Dataset records:
BEGIN

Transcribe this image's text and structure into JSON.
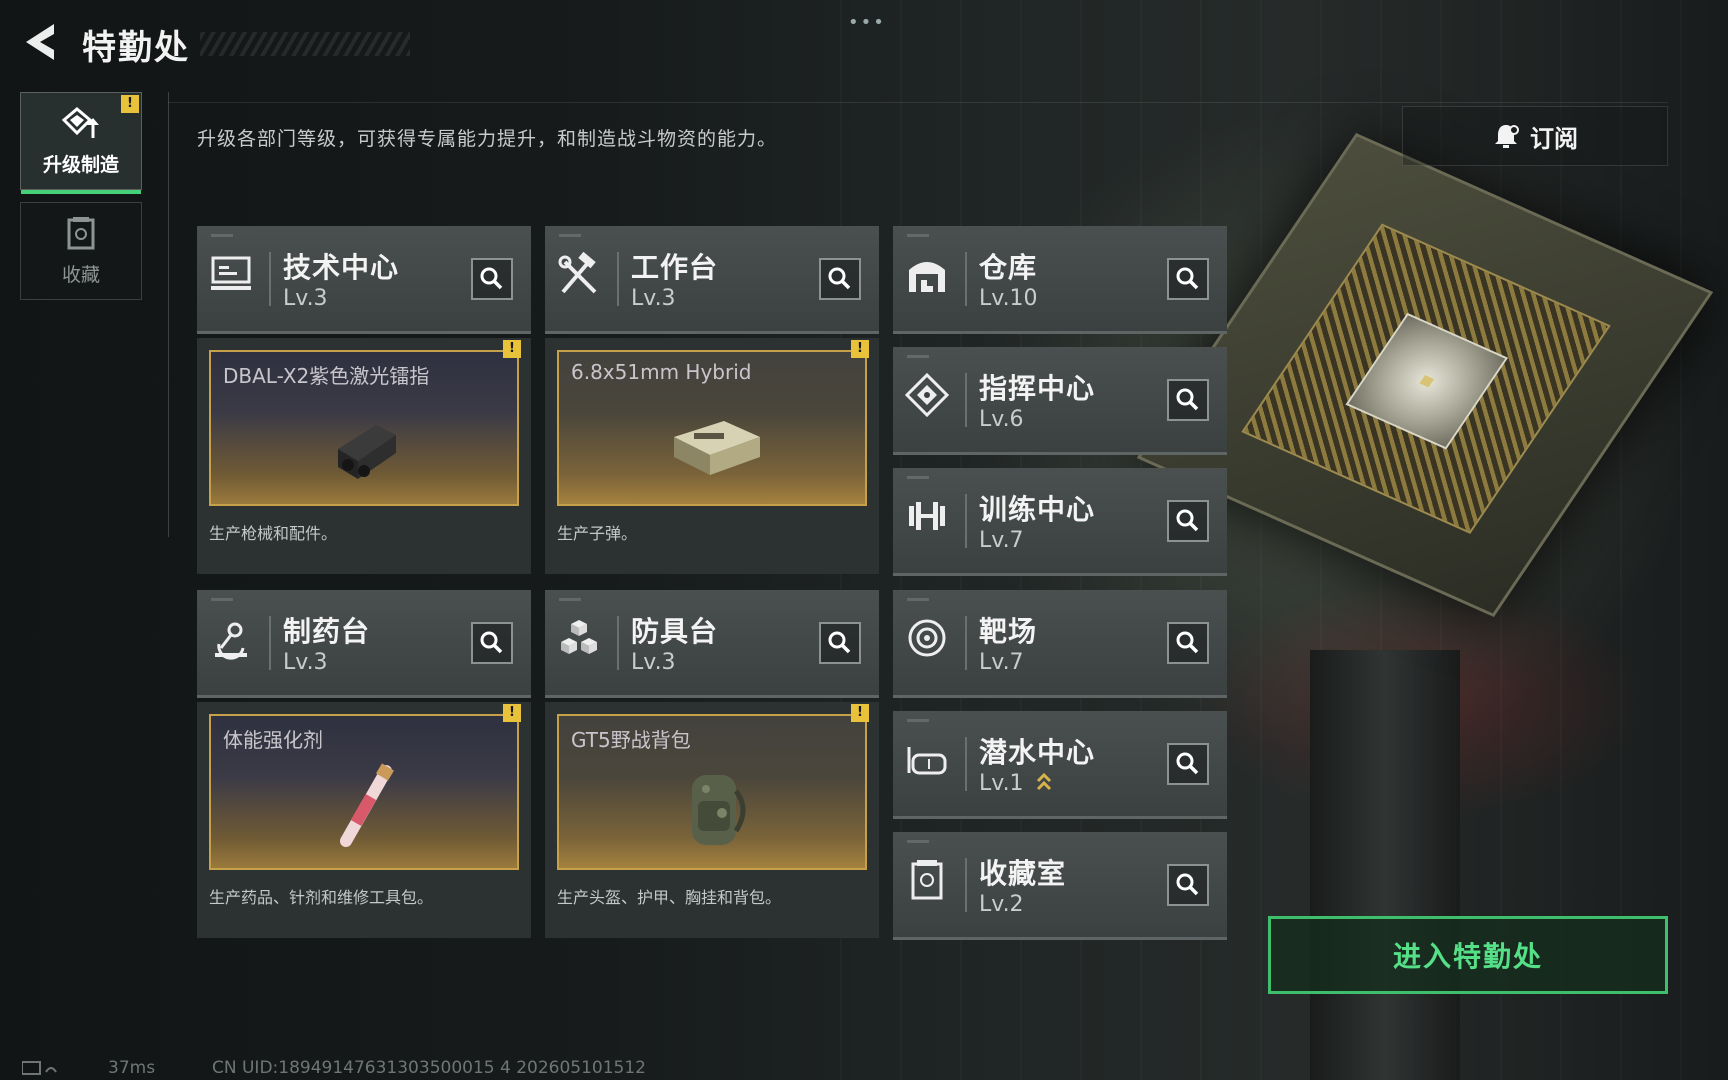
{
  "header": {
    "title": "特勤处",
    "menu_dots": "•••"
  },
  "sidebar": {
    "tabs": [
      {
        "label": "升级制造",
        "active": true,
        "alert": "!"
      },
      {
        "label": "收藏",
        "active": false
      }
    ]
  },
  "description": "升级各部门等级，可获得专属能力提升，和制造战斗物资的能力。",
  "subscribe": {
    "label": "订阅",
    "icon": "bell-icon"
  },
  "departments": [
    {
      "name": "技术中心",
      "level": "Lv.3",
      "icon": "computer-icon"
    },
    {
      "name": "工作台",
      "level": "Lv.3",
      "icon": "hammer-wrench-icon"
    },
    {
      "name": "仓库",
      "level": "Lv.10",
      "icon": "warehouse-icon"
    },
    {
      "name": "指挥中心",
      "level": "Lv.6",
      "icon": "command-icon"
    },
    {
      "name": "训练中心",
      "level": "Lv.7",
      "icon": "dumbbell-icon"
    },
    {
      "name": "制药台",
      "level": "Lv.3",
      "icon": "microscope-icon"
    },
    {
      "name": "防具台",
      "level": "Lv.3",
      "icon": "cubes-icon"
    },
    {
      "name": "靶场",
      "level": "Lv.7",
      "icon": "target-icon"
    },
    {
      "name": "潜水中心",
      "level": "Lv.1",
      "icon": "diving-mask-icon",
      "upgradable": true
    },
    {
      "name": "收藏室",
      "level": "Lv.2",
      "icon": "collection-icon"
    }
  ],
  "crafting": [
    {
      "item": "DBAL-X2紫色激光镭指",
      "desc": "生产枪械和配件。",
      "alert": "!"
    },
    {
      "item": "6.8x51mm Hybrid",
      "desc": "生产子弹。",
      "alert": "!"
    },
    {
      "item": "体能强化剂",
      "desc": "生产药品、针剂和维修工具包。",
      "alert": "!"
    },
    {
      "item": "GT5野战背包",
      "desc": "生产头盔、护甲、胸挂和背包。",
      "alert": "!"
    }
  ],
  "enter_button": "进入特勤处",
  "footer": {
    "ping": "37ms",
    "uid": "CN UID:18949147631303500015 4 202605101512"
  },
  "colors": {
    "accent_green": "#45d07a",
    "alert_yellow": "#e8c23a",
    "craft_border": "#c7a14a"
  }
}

END
BEGIN

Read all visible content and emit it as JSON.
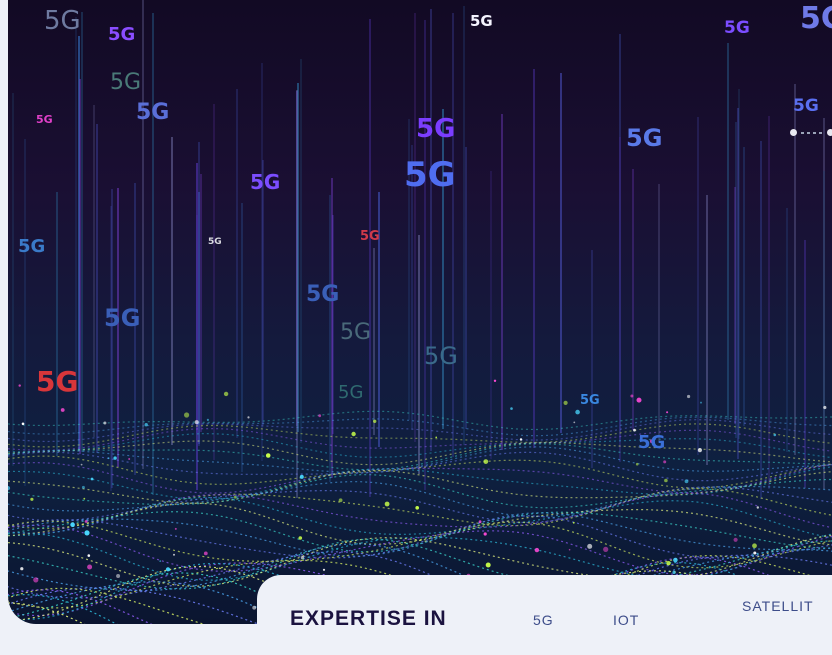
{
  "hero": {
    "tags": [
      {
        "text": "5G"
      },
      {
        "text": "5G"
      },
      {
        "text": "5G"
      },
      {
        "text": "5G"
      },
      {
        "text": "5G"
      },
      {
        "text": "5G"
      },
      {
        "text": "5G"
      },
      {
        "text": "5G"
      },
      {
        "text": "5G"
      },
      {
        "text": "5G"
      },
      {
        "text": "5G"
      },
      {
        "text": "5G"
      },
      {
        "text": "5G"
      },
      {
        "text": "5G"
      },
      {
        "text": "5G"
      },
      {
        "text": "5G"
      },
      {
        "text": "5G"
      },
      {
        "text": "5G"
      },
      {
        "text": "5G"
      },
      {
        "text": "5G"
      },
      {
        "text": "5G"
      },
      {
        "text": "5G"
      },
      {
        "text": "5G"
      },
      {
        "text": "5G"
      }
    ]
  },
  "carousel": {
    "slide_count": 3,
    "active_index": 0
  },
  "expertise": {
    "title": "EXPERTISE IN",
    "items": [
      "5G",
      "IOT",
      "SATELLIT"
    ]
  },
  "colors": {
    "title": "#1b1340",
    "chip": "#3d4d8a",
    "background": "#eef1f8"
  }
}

END

*Goal*
Copy out all lines that carry the word "title".

*Correct answer*
    "title": "特勤处",
    "title": "EXPERTISE IN",
    "title": "#1b1340",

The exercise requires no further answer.